··· Given information
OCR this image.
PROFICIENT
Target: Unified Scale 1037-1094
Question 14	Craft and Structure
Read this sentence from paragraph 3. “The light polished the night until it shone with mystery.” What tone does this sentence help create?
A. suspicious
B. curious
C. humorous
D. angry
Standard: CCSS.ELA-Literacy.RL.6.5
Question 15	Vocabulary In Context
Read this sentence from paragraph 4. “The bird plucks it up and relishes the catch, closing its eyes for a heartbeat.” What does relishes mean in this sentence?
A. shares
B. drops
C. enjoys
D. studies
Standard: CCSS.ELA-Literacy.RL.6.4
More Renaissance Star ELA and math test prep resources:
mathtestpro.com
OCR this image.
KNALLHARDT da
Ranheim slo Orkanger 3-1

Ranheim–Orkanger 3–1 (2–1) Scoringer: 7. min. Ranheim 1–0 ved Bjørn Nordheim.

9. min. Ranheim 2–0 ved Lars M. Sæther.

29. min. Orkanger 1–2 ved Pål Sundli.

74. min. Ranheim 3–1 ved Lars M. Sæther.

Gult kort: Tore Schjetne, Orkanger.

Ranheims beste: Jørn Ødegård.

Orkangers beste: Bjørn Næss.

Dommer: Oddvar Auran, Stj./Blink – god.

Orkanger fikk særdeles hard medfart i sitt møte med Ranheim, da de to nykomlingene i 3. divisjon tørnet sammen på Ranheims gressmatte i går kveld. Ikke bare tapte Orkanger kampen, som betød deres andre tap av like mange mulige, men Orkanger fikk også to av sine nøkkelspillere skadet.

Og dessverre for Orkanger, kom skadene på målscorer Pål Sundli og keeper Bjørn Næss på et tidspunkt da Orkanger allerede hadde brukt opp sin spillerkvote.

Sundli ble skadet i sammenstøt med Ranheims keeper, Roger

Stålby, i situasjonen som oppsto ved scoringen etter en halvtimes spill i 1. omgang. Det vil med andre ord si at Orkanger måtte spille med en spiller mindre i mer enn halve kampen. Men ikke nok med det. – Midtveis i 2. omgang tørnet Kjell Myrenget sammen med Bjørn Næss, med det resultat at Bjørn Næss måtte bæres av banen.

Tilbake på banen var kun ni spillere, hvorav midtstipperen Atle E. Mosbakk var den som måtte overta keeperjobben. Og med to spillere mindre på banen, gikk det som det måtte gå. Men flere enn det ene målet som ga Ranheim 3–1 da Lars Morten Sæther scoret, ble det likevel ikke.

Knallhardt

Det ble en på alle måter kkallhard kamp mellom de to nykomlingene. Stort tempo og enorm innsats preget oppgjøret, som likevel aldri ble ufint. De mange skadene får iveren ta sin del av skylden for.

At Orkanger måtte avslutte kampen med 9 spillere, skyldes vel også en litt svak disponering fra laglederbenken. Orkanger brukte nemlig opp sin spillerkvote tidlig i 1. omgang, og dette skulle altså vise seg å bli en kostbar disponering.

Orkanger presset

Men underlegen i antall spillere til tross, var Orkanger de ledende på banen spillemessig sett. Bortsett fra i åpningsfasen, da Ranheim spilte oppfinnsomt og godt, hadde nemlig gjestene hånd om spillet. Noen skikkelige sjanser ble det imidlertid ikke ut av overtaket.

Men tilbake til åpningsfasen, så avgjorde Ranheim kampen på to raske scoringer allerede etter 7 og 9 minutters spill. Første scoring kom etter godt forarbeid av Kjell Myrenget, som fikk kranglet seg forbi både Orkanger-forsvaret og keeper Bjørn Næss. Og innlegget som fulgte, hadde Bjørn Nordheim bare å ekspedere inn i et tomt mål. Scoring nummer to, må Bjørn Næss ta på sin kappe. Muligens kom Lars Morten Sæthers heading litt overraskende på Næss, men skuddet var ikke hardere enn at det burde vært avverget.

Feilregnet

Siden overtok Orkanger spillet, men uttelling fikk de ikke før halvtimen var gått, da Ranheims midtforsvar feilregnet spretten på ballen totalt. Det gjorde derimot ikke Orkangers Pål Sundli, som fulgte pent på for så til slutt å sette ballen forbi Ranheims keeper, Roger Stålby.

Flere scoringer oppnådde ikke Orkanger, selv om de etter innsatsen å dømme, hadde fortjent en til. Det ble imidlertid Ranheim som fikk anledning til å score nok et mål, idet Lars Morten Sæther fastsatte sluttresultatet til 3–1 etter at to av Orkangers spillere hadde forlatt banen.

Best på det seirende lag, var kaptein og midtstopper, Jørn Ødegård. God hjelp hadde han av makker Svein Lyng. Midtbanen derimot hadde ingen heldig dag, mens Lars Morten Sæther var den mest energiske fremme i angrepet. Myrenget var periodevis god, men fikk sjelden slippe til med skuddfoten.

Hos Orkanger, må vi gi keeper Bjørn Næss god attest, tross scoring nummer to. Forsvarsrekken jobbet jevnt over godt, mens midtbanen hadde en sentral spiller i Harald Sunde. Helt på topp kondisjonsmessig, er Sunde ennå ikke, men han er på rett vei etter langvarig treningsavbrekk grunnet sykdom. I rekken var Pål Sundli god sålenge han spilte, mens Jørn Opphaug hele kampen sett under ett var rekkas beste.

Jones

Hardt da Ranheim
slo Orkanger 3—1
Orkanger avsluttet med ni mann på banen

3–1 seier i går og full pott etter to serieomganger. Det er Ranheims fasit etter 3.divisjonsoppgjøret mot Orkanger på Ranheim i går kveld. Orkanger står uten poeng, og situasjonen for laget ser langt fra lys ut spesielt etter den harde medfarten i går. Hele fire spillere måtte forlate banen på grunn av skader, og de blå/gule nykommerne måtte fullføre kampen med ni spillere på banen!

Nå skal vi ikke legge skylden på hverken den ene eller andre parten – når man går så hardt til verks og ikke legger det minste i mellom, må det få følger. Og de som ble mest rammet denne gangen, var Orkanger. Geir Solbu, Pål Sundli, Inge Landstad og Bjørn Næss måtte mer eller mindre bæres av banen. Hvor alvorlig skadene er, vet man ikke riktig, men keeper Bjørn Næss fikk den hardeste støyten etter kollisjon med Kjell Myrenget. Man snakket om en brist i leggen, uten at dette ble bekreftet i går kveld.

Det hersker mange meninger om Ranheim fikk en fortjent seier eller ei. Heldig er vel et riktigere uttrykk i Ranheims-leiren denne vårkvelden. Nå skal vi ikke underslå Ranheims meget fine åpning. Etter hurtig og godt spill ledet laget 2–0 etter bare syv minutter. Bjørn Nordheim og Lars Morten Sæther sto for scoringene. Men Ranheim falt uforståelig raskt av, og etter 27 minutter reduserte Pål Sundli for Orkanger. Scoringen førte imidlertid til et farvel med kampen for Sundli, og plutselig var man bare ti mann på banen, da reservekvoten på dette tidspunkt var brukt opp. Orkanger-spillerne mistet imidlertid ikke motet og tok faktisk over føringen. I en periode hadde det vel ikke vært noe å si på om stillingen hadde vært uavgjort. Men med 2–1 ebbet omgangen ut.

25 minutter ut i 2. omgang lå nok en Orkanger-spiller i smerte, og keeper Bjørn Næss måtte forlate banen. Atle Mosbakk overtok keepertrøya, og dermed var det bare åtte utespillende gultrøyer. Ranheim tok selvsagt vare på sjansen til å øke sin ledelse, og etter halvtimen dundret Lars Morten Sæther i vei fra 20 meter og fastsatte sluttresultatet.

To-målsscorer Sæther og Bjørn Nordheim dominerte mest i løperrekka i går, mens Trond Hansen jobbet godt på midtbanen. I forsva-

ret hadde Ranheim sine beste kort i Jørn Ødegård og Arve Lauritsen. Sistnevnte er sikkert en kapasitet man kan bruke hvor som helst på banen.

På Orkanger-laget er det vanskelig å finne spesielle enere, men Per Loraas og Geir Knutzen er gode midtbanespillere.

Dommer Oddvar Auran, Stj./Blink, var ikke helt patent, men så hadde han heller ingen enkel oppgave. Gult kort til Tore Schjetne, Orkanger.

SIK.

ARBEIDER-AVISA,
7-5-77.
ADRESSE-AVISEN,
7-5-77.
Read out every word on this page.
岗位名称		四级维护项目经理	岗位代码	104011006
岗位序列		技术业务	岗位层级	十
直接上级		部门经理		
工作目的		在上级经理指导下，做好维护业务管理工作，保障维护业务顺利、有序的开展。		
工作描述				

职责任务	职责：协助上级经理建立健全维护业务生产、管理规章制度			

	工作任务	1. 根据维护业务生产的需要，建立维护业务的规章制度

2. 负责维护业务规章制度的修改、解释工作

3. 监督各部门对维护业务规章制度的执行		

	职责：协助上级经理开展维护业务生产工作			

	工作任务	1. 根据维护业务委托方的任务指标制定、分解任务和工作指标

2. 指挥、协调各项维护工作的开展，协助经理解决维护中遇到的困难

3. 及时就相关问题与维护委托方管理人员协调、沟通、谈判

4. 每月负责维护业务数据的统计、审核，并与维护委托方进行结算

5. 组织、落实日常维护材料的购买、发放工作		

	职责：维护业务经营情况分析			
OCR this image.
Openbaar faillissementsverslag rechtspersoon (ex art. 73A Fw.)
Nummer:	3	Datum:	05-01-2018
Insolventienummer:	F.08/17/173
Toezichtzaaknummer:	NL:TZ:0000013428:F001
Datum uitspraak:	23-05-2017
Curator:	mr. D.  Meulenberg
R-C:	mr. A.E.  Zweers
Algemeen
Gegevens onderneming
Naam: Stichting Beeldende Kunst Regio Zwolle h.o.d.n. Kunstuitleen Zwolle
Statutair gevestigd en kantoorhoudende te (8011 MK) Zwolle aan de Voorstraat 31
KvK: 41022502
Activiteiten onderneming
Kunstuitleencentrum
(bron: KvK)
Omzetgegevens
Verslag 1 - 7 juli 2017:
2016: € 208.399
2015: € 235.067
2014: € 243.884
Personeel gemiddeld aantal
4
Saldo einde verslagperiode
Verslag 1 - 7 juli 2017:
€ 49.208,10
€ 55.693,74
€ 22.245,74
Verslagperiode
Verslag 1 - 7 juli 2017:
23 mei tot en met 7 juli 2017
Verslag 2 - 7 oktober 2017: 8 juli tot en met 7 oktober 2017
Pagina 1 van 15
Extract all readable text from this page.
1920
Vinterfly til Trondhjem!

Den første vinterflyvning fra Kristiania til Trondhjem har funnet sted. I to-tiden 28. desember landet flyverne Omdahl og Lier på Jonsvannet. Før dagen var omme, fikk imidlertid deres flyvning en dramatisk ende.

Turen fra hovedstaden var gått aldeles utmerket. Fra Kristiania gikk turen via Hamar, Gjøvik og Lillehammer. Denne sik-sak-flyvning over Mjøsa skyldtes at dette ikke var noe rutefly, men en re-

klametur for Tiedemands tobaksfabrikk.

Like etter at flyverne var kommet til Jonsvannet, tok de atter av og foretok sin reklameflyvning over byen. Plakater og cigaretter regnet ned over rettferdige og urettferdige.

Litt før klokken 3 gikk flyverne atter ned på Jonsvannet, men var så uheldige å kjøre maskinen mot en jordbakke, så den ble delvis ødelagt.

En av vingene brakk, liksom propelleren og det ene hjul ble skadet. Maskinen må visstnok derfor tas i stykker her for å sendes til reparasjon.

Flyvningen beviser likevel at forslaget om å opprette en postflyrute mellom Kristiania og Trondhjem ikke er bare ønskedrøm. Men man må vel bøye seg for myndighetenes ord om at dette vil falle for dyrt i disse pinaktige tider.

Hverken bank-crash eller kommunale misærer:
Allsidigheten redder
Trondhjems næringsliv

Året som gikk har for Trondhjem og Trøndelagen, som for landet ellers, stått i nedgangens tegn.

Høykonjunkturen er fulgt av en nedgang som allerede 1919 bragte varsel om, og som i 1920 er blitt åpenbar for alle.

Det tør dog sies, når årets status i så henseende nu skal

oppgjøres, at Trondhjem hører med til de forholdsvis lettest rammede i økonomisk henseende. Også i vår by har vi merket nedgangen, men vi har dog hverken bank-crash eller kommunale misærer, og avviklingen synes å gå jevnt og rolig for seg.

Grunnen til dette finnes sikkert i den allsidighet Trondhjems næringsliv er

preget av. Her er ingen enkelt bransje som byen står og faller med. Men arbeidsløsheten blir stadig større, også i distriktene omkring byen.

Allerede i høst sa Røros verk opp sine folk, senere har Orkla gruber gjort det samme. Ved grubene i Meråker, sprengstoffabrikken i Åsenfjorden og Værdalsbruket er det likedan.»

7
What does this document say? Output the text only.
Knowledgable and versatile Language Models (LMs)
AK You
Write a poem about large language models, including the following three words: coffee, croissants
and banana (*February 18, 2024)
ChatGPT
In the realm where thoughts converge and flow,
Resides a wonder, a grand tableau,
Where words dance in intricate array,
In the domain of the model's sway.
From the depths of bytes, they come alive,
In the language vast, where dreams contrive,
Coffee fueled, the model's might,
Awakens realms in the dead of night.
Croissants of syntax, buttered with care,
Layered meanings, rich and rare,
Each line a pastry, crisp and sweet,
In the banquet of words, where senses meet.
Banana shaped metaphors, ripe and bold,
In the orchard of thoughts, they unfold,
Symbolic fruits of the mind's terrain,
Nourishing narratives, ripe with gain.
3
······
→ Exercise description: Identify how many lines in the entries above include the string "spillet", then state that number alone.

→ Task output: 2